(Work required):
Copy the following records line for line, without changing anything.

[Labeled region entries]
- - - -
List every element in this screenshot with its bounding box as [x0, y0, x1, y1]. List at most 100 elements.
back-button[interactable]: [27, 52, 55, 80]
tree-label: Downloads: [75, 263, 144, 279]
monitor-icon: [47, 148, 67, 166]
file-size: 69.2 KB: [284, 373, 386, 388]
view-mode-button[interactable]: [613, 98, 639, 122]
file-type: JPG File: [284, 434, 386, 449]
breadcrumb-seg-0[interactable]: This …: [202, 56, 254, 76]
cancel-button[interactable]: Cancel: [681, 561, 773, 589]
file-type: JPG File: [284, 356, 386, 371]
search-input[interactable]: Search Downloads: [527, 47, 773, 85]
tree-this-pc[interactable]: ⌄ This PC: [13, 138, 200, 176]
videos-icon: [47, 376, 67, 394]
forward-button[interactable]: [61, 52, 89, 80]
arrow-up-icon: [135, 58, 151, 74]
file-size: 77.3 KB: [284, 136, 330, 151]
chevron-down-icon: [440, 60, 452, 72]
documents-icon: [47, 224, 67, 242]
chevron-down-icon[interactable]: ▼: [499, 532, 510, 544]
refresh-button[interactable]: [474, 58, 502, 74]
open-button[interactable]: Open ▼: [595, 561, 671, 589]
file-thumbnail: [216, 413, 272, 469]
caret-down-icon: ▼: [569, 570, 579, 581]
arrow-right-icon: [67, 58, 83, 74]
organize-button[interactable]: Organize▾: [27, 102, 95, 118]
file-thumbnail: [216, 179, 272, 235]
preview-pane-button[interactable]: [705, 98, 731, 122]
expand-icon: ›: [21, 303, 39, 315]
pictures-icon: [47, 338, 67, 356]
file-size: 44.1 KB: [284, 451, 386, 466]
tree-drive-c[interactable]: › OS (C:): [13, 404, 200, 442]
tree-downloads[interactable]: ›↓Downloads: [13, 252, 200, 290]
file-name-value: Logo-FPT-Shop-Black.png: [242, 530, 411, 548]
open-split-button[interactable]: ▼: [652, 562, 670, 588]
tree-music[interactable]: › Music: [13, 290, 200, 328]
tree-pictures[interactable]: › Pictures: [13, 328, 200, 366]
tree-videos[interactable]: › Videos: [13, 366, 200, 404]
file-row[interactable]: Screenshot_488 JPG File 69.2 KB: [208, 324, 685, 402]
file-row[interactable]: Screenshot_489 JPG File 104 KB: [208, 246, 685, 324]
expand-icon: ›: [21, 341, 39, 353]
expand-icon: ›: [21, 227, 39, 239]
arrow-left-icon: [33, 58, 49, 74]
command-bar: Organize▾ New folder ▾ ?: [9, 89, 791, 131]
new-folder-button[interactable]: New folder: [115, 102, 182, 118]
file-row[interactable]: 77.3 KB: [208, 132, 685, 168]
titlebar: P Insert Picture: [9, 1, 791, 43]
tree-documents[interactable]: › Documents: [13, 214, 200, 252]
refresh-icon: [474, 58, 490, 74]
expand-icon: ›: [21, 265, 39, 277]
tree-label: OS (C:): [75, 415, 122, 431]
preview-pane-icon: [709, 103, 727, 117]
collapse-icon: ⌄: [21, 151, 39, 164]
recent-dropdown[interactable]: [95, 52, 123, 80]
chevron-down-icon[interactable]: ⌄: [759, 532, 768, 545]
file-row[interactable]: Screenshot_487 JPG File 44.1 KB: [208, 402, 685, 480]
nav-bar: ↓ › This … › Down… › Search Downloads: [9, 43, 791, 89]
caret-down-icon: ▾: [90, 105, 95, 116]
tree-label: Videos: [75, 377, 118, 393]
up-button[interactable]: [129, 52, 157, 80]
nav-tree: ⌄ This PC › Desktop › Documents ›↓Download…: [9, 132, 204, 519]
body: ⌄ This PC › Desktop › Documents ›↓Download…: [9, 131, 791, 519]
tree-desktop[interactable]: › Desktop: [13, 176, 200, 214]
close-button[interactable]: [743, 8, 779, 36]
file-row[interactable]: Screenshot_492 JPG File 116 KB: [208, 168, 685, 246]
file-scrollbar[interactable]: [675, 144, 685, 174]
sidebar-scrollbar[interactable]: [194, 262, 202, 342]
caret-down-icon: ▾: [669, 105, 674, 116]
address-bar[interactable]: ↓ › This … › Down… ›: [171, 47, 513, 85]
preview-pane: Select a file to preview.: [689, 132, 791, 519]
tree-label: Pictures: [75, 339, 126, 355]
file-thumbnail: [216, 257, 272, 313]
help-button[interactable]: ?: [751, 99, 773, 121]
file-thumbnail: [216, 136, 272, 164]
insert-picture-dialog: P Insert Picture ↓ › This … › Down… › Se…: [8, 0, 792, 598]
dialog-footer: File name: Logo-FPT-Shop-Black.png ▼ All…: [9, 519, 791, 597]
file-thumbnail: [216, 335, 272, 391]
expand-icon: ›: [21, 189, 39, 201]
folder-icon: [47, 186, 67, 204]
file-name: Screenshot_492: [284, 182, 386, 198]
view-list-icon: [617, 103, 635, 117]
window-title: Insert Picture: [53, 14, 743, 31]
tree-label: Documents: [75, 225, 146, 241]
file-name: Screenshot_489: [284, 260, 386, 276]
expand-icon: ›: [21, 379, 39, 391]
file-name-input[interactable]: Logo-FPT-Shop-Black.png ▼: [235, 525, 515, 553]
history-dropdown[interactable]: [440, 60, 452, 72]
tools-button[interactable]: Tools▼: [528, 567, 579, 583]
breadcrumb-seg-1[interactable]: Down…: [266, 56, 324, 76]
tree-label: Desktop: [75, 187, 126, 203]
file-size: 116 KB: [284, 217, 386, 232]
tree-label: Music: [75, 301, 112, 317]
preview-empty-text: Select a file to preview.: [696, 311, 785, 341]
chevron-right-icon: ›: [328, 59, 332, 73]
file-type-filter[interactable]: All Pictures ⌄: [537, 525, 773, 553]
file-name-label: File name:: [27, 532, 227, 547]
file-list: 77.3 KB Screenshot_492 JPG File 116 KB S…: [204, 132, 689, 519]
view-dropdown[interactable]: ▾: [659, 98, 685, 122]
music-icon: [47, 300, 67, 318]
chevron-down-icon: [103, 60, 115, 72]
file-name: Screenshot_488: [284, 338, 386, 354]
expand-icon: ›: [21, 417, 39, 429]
- - - -
(Full solution):
List every element in this screenshot with its bounding box as [x0, y0, x1, y1]. List at most 100 elements.
back-button[interactable]: [27, 52, 55, 80]
tree-label: Downloads: [75, 263, 144, 279]
monitor-icon: [47, 148, 67, 166]
file-size: 69.2 KB: [284, 373, 386, 388]
view-mode-button[interactable]: [613, 98, 639, 122]
file-type: JPG File: [284, 434, 386, 449]
breadcrumb-seg-0[interactable]: This …: [202, 56, 254, 76]
cancel-button[interactable]: Cancel: [681, 561, 773, 589]
file-type: JPG File: [284, 356, 386, 371]
search-input[interactable]: Search Downloads: [527, 47, 773, 85]
tree-this-pc[interactable]: ⌄ This PC: [13, 138, 200, 176]
videos-icon: [47, 376, 67, 394]
forward-button[interactable]: [61, 52, 89, 80]
arrow-up-icon: [135, 58, 151, 74]
file-size: 77.3 KB: [284, 136, 330, 151]
chevron-down-icon: [440, 60, 452, 72]
documents-icon: [47, 224, 67, 242]
chevron-down-icon[interactable]: ▼: [499, 532, 510, 544]
refresh-button[interactable]: [474, 58, 502, 74]
open-button[interactable]: Open ▼: [595, 561, 671, 589]
file-thumbnail: [216, 413, 272, 469]
caret-down-icon: ▼: [569, 570, 579, 581]
arrow-right-icon: [67, 58, 83, 74]
organize-button[interactable]: Organize▾: [27, 102, 95, 118]
file-thumbnail: [216, 179, 272, 235]
preview-pane-button[interactable]: [705, 98, 731, 122]
expand-icon: ›: [21, 303, 39, 315]
pictures-icon: [47, 338, 67, 356]
file-size: 44.1 KB: [284, 451, 386, 466]
tree-drive-c[interactable]: › OS (C:): [13, 404, 200, 442]
tree-downloads[interactable]: ›↓Downloads: [13, 252, 200, 290]
file-name-value: Logo-FPT-Shop-Black.png: [242, 530, 411, 548]
open-split-button[interactable]: ▼: [652, 562, 670, 588]
tree-music[interactable]: › Music: [13, 290, 200, 328]
tree-pictures[interactable]: › Pictures: [13, 328, 200, 366]
tree-videos[interactable]: › Videos: [13, 366, 200, 404]
file-row[interactable]: Screenshot_488 JPG File 69.2 KB: [208, 324, 685, 402]
file-row[interactable]: Screenshot_489 JPG File 104 KB: [208, 246, 685, 324]
expand-icon: ›: [21, 341, 39, 353]
expand-icon: ›: [21, 227, 39, 239]
arrow-left-icon: [33, 58, 49, 74]
command-bar: Organize▾ New folder ▾ ?: [9, 89, 791, 131]
new-folder-button[interactable]: New folder: [115, 102, 182, 118]
file-row[interactable]: 77.3 KB: [208, 132, 685, 168]
titlebar: P Insert Picture: [9, 1, 791, 43]
tree-documents[interactable]: › Documents: [13, 214, 200, 252]
refresh-icon: [474, 58, 490, 74]
expand-icon: ›: [21, 265, 39, 277]
tree-label: OS (C:): [75, 415, 122, 431]
preview-pane-icon: [709, 103, 727, 117]
collapse-icon: ⌄: [21, 151, 39, 164]
recent-dropdown[interactable]: [95, 52, 123, 80]
chevron-down-icon[interactable]: ⌄: [759, 532, 768, 545]
file-row[interactable]: Screenshot_487 JPG File 44.1 KB: [208, 402, 685, 480]
nav-bar: ↓ › This … › Down… › Search Downloads: [9, 43, 791, 89]
caret-down-icon: ▾: [90, 105, 95, 116]
tree-label: Videos: [75, 377, 118, 393]
up-button[interactable]: [129, 52, 157, 80]
nav-tree: ⌄ This PC › Desktop › Documents ›↓Download…: [9, 132, 204, 519]
body: ⌄ This PC › Desktop › Documents ›↓Download…: [9, 131, 791, 519]
tree-desktop[interactable]: › Desktop: [13, 176, 200, 214]
close-button[interactable]: [743, 8, 779, 36]
file-row[interactable]: Screenshot_492 JPG File 116 KB: [208, 168, 685, 246]
file-scrollbar[interactable]: [675, 144, 685, 174]
sidebar-scrollbar[interactable]: [194, 262, 202, 342]
caret-down-icon: ▾: [669, 105, 674, 116]
address-bar[interactable]: ↓ › This … › Down… ›: [171, 47, 513, 85]
preview-pane: Select a file to preview.: [689, 132, 791, 519]
tree-label: Pictures: [75, 339, 126, 355]
file-thumbnail: [216, 257, 272, 313]
help-button[interactable]: ?: [751, 99, 773, 121]
file-thumbnail: [216, 136, 272, 164]
insert-picture-dialog: P Insert Picture ↓ › This … › Down… › Se…: [8, 0, 792, 598]
dialog-footer: File name: Logo-FPT-Shop-Black.png ▼ All…: [9, 519, 791, 597]
file-thumbnail: [216, 335, 272, 391]
expand-icon: ›: [21, 189, 39, 201]
folder-icon: [47, 186, 67, 204]
file-name: Screenshot_492: [284, 182, 386, 198]
view-list-icon: [617, 103, 635, 117]
window-title: Insert Picture: [53, 14, 743, 31]
tree-label: Documents: [75, 225, 146, 241]
file-name: Screenshot_489: [284, 260, 386, 276]
expand-icon: ›: [21, 379, 39, 391]
file-name-input[interactable]: Logo-FPT-Shop-Black.png ▼: [235, 525, 515, 553]
history-dropdown[interactable]: [440, 60, 452, 72]
tools-button[interactable]: Tools▼: [528, 567, 579, 583]
breadcrumb-seg-1[interactable]: Down…: [266, 56, 324, 76]
tree-label: Desktop: [75, 187, 126, 203]
file-size: 116 KB: [284, 217, 386, 232]
tree-label: Music: [75, 301, 112, 317]
preview-empty-text: Select a file to preview.: [696, 311, 785, 341]
chevron-right-icon: ›: [328, 59, 332, 73]
file-type-filter[interactable]: All Pictures ⌄: [537, 525, 773, 553]
file-name-label: File name:: [27, 532, 227, 547]
file-list: 77.3 KB Screenshot_492 JPG File 116 KB S…: [204, 132, 689, 519]
view-dropdown[interactable]: ▾: [659, 98, 685, 122]
music-icon: [47, 300, 67, 318]
chevron-down-icon: [103, 60, 115, 72]
file-name: Screenshot_488: [284, 338, 386, 354]
expand-icon: ›: [21, 417, 39, 429]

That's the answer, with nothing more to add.